- Exercise -
In the entries below, count every line with the string "والح". State the count and nothing else.

- Records provided -
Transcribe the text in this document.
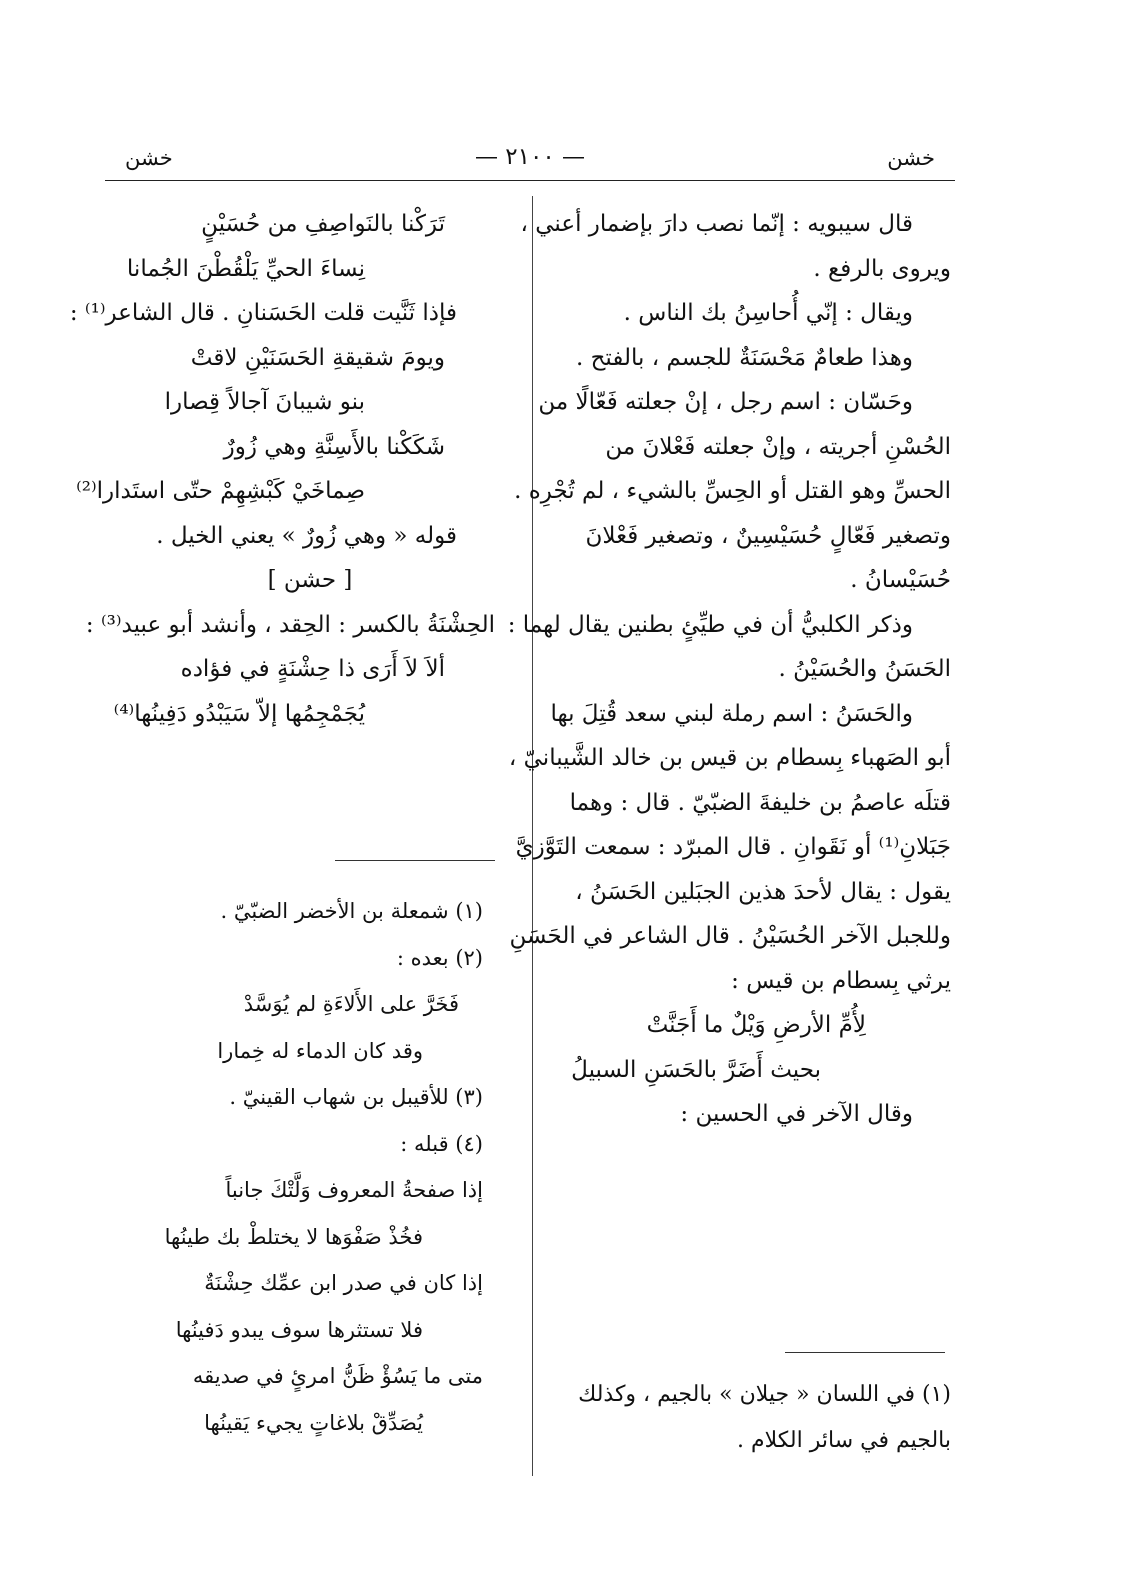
خشن
— ٢١٠٠ —
خشن
قال سيبويه : إنّما نصب دارَ بإضمار أعني ،
ويروى بالرفع .
ويقال : إنّي أُحاسِنُ بك الناس .
وهذا طعامٌ مَحْسَنَةٌ للجسم ، بالفتح .
وحَسّان : اسم رجل ، إنْ جعلته فَعّالًا من
الحُسْنِ أجريته ، وإنْ جعلته فَعْلانَ من
الحسِّ وهو القتل أو الحِسِّ بالشيء ، لم تُجْرِه .
وتصغير فَعّالٍ حُسَيْسِينٌ ، وتصغير فَعْلانَ
حُسَيْسانُ .
وذكر الكلبيُّ أن في طيِّئٍ بطنين يقال لهما :
الحَسَنُ والحُسَيْنُ .
والحَسَنُ : اسم رملة لبني سعد قُتِلَ بها
أبو الصَهباء بِسطام بن قيس بن خالد الشَّيبانيّ ،
قتلَه عاصمُ بن خليفةَ الضبّيّ . قال : وهما
جَبَلانِ⁽¹⁾ أو نَقَوانِ . قال المبرّد : سمعت التَوَّزيَّ
يقول : يقال لأحدَ هذين الجبَلين الحَسَنُ ،
وللجبل الآخر الحُسَيْنُ . قال الشاعر في الحَسَنِ
يرثي بِسطام بن قيس :
لِأُمِّ الأرضِ وَيْلٌ ما أَجَنَّتْ
بحيث أَضَرَّ بالحَسَنِ السبيلُ
وقال الآخر في الحسين :
(١) في اللسان « جيلان » بالجيم ، وكذلك
بالجيم في سائر الكلام .
تَرَكْنا بالنَواصِفِ من حُسَيْنٍ
نِساءَ الحيِّ يَلْقُطْنَ الجُمانا
فإذا ثَنَّيت قلت الحَسَنانِ . قال الشاعر⁽¹⁾ :
ويومَ شقيقةِ الحَسَنَيْنِ لاقتْ
بنو شيبانَ آجالاً قِصارا
شَكَكْنا بالأَسِنَّةِ وهي زُورٌ
صِماخَيْ كَبْشِهِمْ حتّى استَدارا⁽²⁾
قوله « وهي زُورٌ » يعني الخيل .
[ حشن ]
الحِشْنَةُ بالكسر : الحِقد ، وأنشد أبو عبيد⁽³⁾ :
ألاَ لاَ أَرَى ذا حِشْنَةٍ في فؤاده
يُجَمْجِمُها إلاّ سَيَبْدُو دَفِينُها⁽⁴⁾
(١) شمعلة بن الأخضر الضبّيّ .
(٢) بعده :
فَخَرَّ على الأَلاءَةِ لم يُوَسَّدْ
وقد كان الدماء له خِمارا
(٣) للأقيبل بن شهاب القينيّ .
(٤) قبله :
إذا صفحةُ المعروف وَلَّتْكَ جانباً
فخُذْ صَفْوَها لا يختلطْ بك طينُها
إذا كان في صدر ابن عمِّك حِشْنَةٌ
فلا تستثرها سوف يبدو دَفينُها
متى ما يَسُؤْ ظَنُّ امرئٍ في صديقه
يُصَدِّقْ بلاغاتٍ يجيء يَقينُها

- Task solution -
2